## Work instructions
Make a verbatim copy of the entries below; pictures stay out.

=== Records provided ===

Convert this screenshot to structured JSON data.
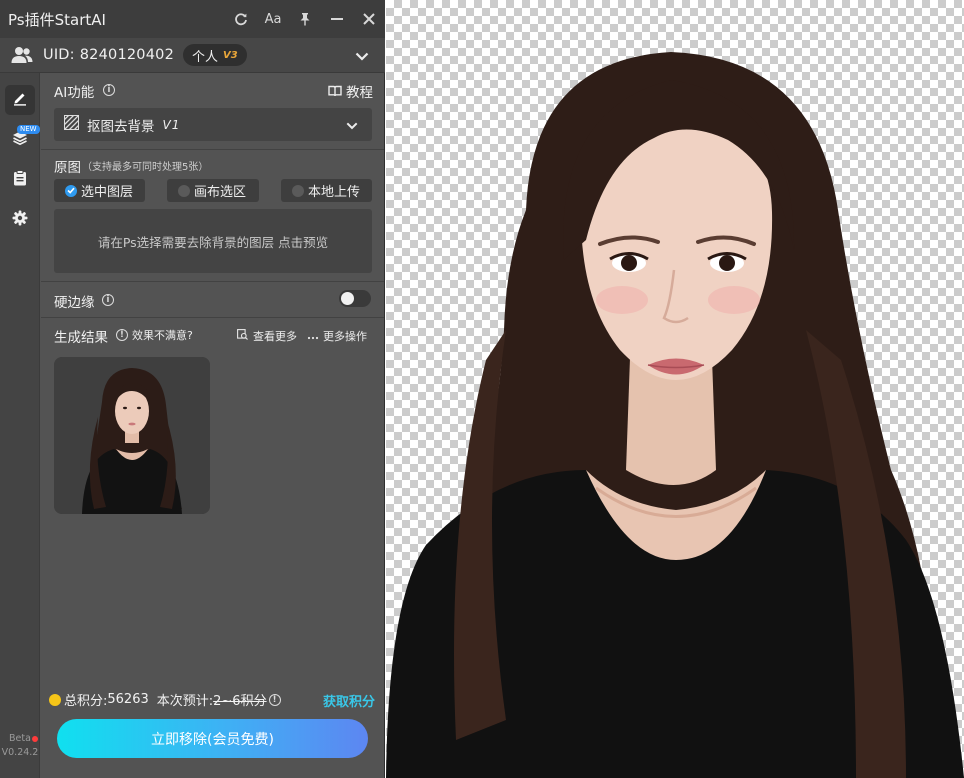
{
  "window": {
    "title": "Ps插件StartAI"
  },
  "titlebar_icons": [
    "refresh-icon",
    "font-size-icon",
    "pin-icon",
    "minimize-icon",
    "close-icon"
  ],
  "titlebar": {
    "font_label": "Aa"
  },
  "account": {
    "uid_label": "UID:",
    "uid_value": "8240120402",
    "plan": "个人",
    "plan_tier": "V3"
  },
  "rail": {
    "new_badge": "NEW",
    "beta_label": "Beta",
    "version": "V0.24.2"
  },
  "ai": {
    "label": "AI功能",
    "tutorial": "教程",
    "selected_feature": "抠图去背景",
    "feature_version": "V1"
  },
  "source": {
    "label": "原图",
    "hint": "（支持最多可同时处理5张）",
    "options": [
      "选中图层",
      "画布选区",
      "本地上传"
    ],
    "selected_option": "选中图层",
    "dropzone_text": "请在Ps选择需要去除背景的图层 点击预览"
  },
  "hard_edge": {
    "label": "硬边缘",
    "enabled": false
  },
  "results": {
    "label": "生成结果",
    "unsatisfied": "效果不满意?",
    "view_more": "查看更多",
    "more_actions": "更多操作"
  },
  "footer": {
    "points_label": "总积分:",
    "points_value": "56263",
    "estimate_label": "本次预计:",
    "estimate_value": "2~6积分",
    "earn_link": "获取积分",
    "cta_label": "立即移除(会员免费)"
  },
  "colors": {
    "panel_bg": "#535353",
    "accent_blue": "#2f9bf0",
    "cta_start": "#10e0ef",
    "cta_end": "#5d86f2",
    "earn_link": "#39c7e8",
    "coin": "#f5c518",
    "plan_tier": "#e9a63a"
  }
}
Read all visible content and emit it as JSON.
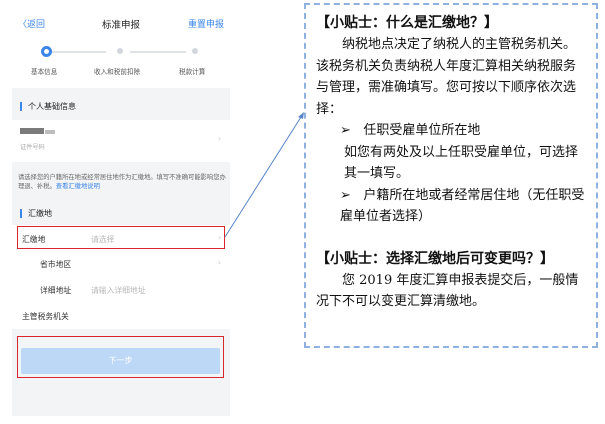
{
  "phone": {
    "nav": {
      "back": "〈返回",
      "title": "标准申报",
      "reset": "重置申报"
    },
    "steps": [
      "基本信息",
      "收入和税前扣除",
      "税款计算"
    ],
    "section_personal": "个人基础信息",
    "id_label": "证件号码",
    "notice_text": "请选择您的户籍所在地或经常居住地作为汇缴地。填写不准确可能影响您办理退、补税。",
    "notice_link": "查看汇缴地说明",
    "section_place": "汇缴地",
    "place_label": "汇缴地",
    "place_placeholder": "请选择",
    "region_label": "省市地区",
    "address_label": "详细地址",
    "address_placeholder": "请输入详细地址",
    "tax_office_label": "主管税务机关",
    "next_button": "下一步"
  },
  "tips": {
    "heading1": "【小贴士：什么是汇缴地？】",
    "para1": "纳税地点决定了纳税人的主管税务机关。该税务机关负责纳税人年度汇算相关纳税服务与管理，需准确填写。您可按以下顺序依次选择：",
    "option1_bullet": "➢",
    "option1": "任职受雇单位所在地",
    "option1_note": "如您有两处及以上任职受雇单位，可选择其一填写。",
    "option2_bullet": "➢",
    "option2": "户籍所在地或者经常居住地（无任职受雇单位者选择）",
    "heading2": "【小贴士：选择汇缴地后可变更吗？】",
    "para2": "您 2019 年度汇算申报表提交后，一般情况下不可以变更汇算清缴地。"
  }
}
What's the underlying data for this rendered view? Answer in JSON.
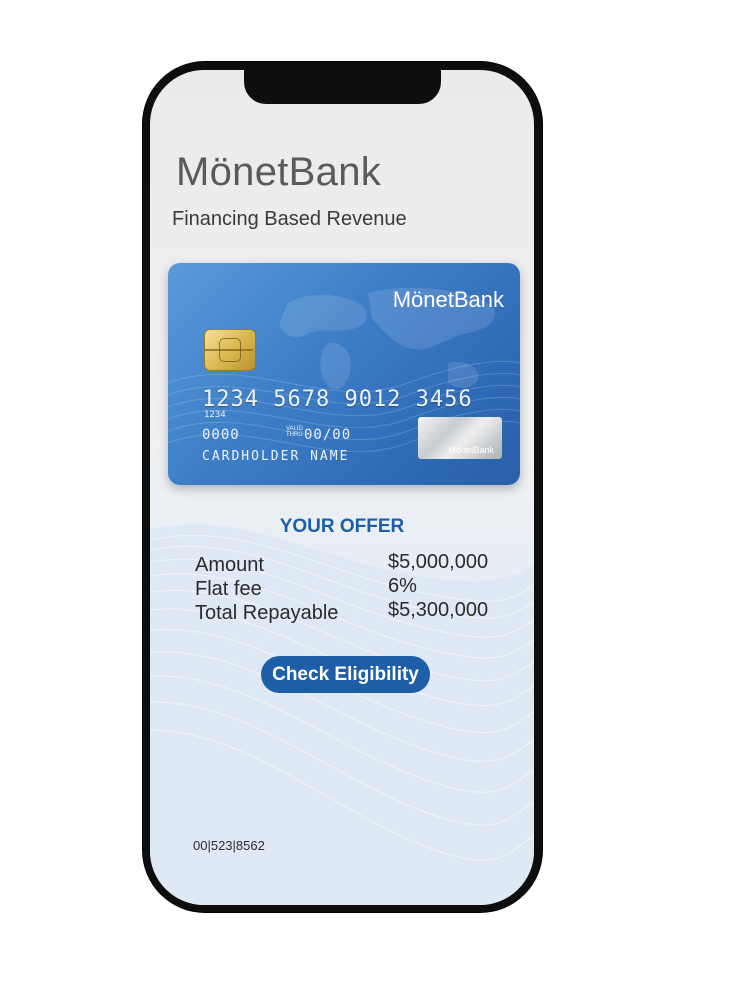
{
  "app": {
    "brand": "MönetBank",
    "subtitle": "Financing Based Revenue"
  },
  "card": {
    "brand": "MönetBank",
    "number": "1234 5678 9012 3456",
    "number_small": "1234",
    "code": "0000",
    "valid_label_top": "VALID",
    "valid_label_bottom": "THRU",
    "valid_thru": "00/00",
    "holder": "CARDHOLDER NAME",
    "hologram_text": "MönetBank"
  },
  "offer": {
    "title": "YOUR OFFER",
    "rows": [
      {
        "label": "Amount",
        "value": "$5,000,000"
      },
      {
        "label": "Flat fee",
        "value": "6%"
      },
      {
        "label": "Total Repayable",
        "value": "$5,300,000"
      }
    ],
    "button_label": "Check Eligibility"
  },
  "footer": {
    "reference": "00|523|8562"
  },
  "colors": {
    "accent": "#1e5ea6",
    "card_blue": "#3f7fc8",
    "title_gray": "#5a5a5a"
  }
}
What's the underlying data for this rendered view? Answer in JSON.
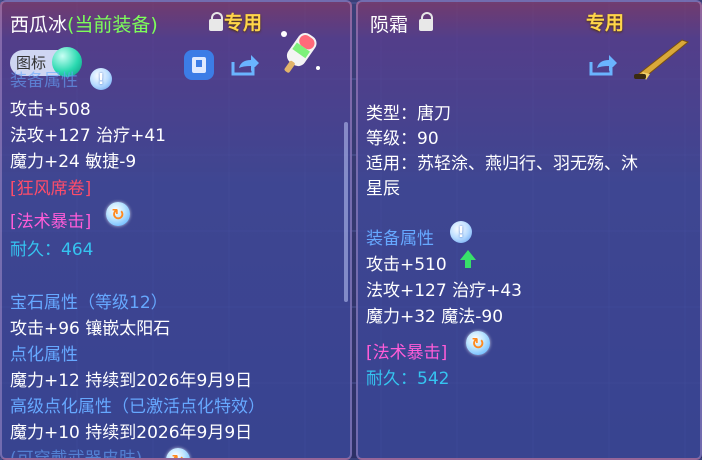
{
  "left": {
    "title_prefix": "西瓜冰",
    "title_highlight": "(当前装备)",
    "exclusive": "专用",
    "icon_badge": "图标",
    "section_cut": "装备属性",
    "attack": "攻击+508",
    "magic_heal": "法攻+127 治疗+41",
    "mana_agility": "魔力+24 敏捷-9",
    "special_red": "[狂风席卷]",
    "special_magenta": "[法术暴击]",
    "durability": "耐久：464",
    "gem_title": "宝石属性（等级12）",
    "gem_line": "攻击+96 镶嵌太阳石",
    "refine_title": "点化属性",
    "refine_line": "魔力+12 持续到2026年9月9日",
    "adv_refine_title": "高级点化属性（已激活点化特效）",
    "adv_refine_line": "魔力+10 持续到2026年9月9日",
    "cut_bottom": "(可穿戴武器皮肤)"
  },
  "right": {
    "title": "陨霜",
    "exclusive": "专用",
    "type": "类型：唐刀",
    "level": "等级：90",
    "usable_1": "适用：苏轻涂、燕归行、羽无殇、沐",
    "usable_2": "星辰",
    "attr_title": "装备属性",
    "attack": "攻击+510",
    "magic_heal": "法攻+127 治疗+43",
    "mana_magic": "魔力+32 魔法-90",
    "special_magenta": "[法术暴击]",
    "durability": "耐久：542"
  },
  "icons": {
    "lock": "lock-icon",
    "share": "share-icon",
    "info": "info-icon",
    "crit": "swirl-icon",
    "up": "up-arrow-icon"
  },
  "colors": {
    "title_highlight": "#7dff5a",
    "exclusive": "#ffd64a",
    "durability": "#35c4f0",
    "special_red": "#ff4c6a",
    "special_magenta": "#ff5cd8",
    "section": "#66a8ff",
    "upgrade": "#38e06a"
  }
}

===

## Response to this exercise
Convert this screenshot to structured JSON data.
{
  "window": {
    "title": "Ps插件StartAI"
  },
  "titlebar_icons": [
    "refresh-icon",
    "font-size-icon",
    "pin-icon",
    "minimize-icon",
    "close-icon"
  ],
  "titlebar": {
    "font_label": "Aa"
  },
  "account": {
    "uid_label": "UID:",
    "uid_value": "8240120402",
    "plan": "个人",
    "plan_tier": "V3"
  },
  "rail": {
    "new_badge": "NEW",
    "beta_label": "Beta",
    "version": "V0.24.2"
  },
  "ai": {
    "label": "AI功能",
    "tutorial": "教程",
    "selected_feature": "抠图去背景",
    "feature_version": "V1"
  },
  "source": {
    "label": "原图",
    "hint": "（支持最多可同时处理5张）",
    "options": [
      "选中图层",
      "画布选区",
      "本地上传"
    ],
    "selected_option": "选中图层",
    "dropzone_text": "请在Ps选择需要去除背景的图层 点击预览"
  },
  "hard_edge": {
    "label": "硬边缘",
    "enabled": false
  },
  "results": {
    "label": "生成结果",
    "unsatisfied": "效果不满意?",
    "view_more": "查看更多",
    "more_actions": "更多操作"
  },
  "footer": {
    "points_label": "总积分:",
    "points_value": "56263",
    "estimate_label": "本次预计:",
    "estimate_value": "2~6积分",
    "earn_link": "获取积分",
    "cta_label": "立即移除(会员免费)"
  },
  "colors": {
    "panel_bg": "#535353",
    "accent_blue": "#2f9bf0",
    "cta_start": "#10e0ef",
    "cta_end": "#5d86f2",
    "earn_link": "#39c7e8",
    "coin": "#f5c518",
    "plan_tier": "#e9a63a"
  }
}
Read all visible content and emit it as JSON.
{
  "phone": {
    "nav": {
      "back": "〈返回",
      "title": "标准申报",
      "reset": "重置申报"
    },
    "steps": [
      "基本信息",
      "收入和税前扣除",
      "税款计算"
    ],
    "section_personal": "个人基础信息",
    "id_label": "证件号码",
    "notice_text": "请选择您的户籍所在地或经常居住地作为汇缴地。填写不准确可能影响您办理退、补税。",
    "notice_link": "查看汇缴地说明",
    "section_place": "汇缴地",
    "place_label": "汇缴地",
    "place_placeholder": "请选择",
    "region_label": "省市地区",
    "address_label": "详细地址",
    "address_placeholder": "请输入详细地址",
    "tax_office_label": "主管税务机关",
    "next_button": "下一步"
  },
  "tips": {
    "heading1": "【小贴士：什么是汇缴地？】",
    "para1": "纳税地点决定了纳税人的主管税务机关。该税务机关负责纳税人年度汇算相关纳税服务与管理，需准确填写。您可按以下顺序依次选择：",
    "option1_bullet": "➢",
    "option1": "任职受雇单位所在地",
    "option1_note": "如您有两处及以上任职受雇单位，可选择其一填写。",
    "option2_bullet": "➢",
    "option2": "户籍所在地或者经常居住地（无任职受雇单位者选择）",
    "heading2": "【小贴士：选择汇缴地后可变更吗？】",
    "para2": "您 2019 年度汇算申报表提交后，一般情况下不可以变更汇算清缴地。"
  }
}
What's the underlying data for this rendered view? Answer in JSON.
{
  "app": {
    "brand": "MönetBank",
    "subtitle": "Financing Based Revenue"
  },
  "card": {
    "brand": "MönetBank",
    "number": "1234 5678 9012 3456",
    "number_small": "1234",
    "code": "0000",
    "valid_label_top": "VALID",
    "valid_label_bottom": "THRU",
    "valid_thru": "00/00",
    "holder": "CARDHOLDER NAME",
    "hologram_text": "MönetBank"
  },
  "offer": {
    "title": "YOUR OFFER",
    "rows": [
      {
        "label": "Amount",
        "value": "$5,000,000"
      },
      {
        "label": "Flat fee",
        "value": "6%"
      },
      {
        "label": "Total Repayable",
        "value": "$5,300,000"
      }
    ],
    "button_label": "Check Eligibility"
  },
  "footer": {
    "reference": "00|523|8562"
  },
  "colors": {
    "accent": "#1e5ea6",
    "card_blue": "#3f7fc8",
    "title_gray": "#5a5a5a"
  }
}
What's the underlying data for this rendered view? Answer in JSON.
{
  "left": {
    "title_prefix": "西瓜冰",
    "title_highlight": "(当前装备)",
    "exclusive": "专用",
    "icon_badge": "图标",
    "section_cut": "装备属性",
    "attack": "攻击+508",
    "magic_heal": "法攻+127 治疗+41",
    "mana_agility": "魔力+24 敏捷-9",
    "special_red": "[狂风席卷]",
    "special_magenta": "[法术暴击]",
    "durability": "耐久：464",
    "gem_title": "宝石属性（等级12）",
    "gem_line": "攻击+96 镶嵌太阳石",
    "refine_title": "点化属性",
    "refine_line": "魔力+12 持续到2026年9月9日",
    "adv_refine_title": "高级点化属性（已激活点化特效）",
    "adv_refine_line": "魔力+10 持续到2026年9月9日",
    "cut_bottom": "(可穿戴武器皮肤)"
  },
  "right": {
    "title": "陨霜",
    "exclusive": "专用",
    "type": "类型：唐刀",
    "level": "等级：90",
    "usable_1": "适用：苏轻涂、燕归行、羽无殇、沐",
    "usable_2": "星辰",
    "attr_title": "装备属性",
    "attack": "攻击+510",
    "magic_heal": "法攻+127 治疗+43",
    "mana_magic": "魔力+32 魔法-90",
    "special_magenta": "[法术暴击]",
    "durability": "耐久：542"
  },
  "icons": {
    "lock": "lock-icon",
    "share": "share-icon",
    "info": "info-icon",
    "crit": "swirl-icon",
    "up": "up-arrow-icon"
  },
  "colors": {
    "title_highlight": "#7dff5a",
    "exclusive": "#ffd64a",
    "durability": "#35c4f0",
    "special_red": "#ff4c6a",
    "special_magenta": "#ff5cd8",
    "section": "#66a8ff",
    "upgrade": "#38e06a"
  }
}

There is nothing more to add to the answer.